(Stored data entries)
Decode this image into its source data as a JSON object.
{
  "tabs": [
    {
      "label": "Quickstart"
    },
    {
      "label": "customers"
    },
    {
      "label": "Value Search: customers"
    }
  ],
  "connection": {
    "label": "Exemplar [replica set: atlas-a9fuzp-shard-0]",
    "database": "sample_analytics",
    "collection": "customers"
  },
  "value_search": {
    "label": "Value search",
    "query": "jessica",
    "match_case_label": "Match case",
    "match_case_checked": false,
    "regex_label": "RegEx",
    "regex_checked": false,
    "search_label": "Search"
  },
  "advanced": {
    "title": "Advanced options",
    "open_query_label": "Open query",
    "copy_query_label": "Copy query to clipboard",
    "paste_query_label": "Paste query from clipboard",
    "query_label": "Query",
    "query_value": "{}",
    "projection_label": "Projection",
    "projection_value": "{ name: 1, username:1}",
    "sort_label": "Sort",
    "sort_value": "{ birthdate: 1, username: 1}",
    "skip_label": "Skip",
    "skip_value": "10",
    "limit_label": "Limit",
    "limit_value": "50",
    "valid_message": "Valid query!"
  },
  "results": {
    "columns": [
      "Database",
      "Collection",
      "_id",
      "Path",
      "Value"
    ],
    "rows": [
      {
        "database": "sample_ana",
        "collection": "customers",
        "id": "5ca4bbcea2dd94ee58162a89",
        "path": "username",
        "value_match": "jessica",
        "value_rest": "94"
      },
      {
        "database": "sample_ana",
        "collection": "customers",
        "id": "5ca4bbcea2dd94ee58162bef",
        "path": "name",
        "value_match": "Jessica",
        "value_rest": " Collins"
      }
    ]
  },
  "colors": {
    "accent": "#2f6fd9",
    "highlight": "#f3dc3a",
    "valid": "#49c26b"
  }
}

▶ [Aim]: Retype the data in full and match it exactly.

▶ [The output]:
Decode this image into its source data as a JSON object.
{
  "tabs": [
    {
      "label": "Quickstart"
    },
    {
      "label": "customers"
    },
    {
      "label": "Value Search: customers"
    }
  ],
  "connection": {
    "label": "Exemplar [replica set: atlas-a9fuzp-shard-0]",
    "database": "sample_analytics",
    "collection": "customers"
  },
  "value_search": {
    "label": "Value search",
    "query": "jessica",
    "match_case_label": "Match case",
    "match_case_checked": false,
    "regex_label": "RegEx",
    "regex_checked": false,
    "search_label": "Search"
  },
  "advanced": {
    "title": "Advanced options",
    "open_query_label": "Open query",
    "copy_query_label": "Copy query to clipboard",
    "paste_query_label": "Paste query from clipboard",
    "query_label": "Query",
    "query_value": "{}",
    "projection_label": "Projection",
    "projection_value": "{ name: 1, username:1}",
    "sort_label": "Sort",
    "sort_value": "{ birthdate: 1, username: 1}",
    "skip_label": "Skip",
    "skip_value": "10",
    "limit_label": "Limit",
    "limit_value": "50",
    "valid_message": "Valid query!"
  },
  "results": {
    "columns": [
      "Database",
      "Collection",
      "_id",
      "Path",
      "Value"
    ],
    "rows": [
      {
        "database": "sample_ana",
        "collection": "customers",
        "id": "5ca4bbcea2dd94ee58162a89",
        "path": "username",
        "value_match": "jessica",
        "value_rest": "94"
      },
      {
        "database": "sample_ana",
        "collection": "customers",
        "id": "5ca4bbcea2dd94ee58162bef",
        "path": "name",
        "value_match": "Jessica",
        "value_rest": " Collins"
      }
    ]
  },
  "colors": {
    "accent": "#2f6fd9",
    "highlight": "#f3dc3a",
    "valid": "#49c26b"
  }
}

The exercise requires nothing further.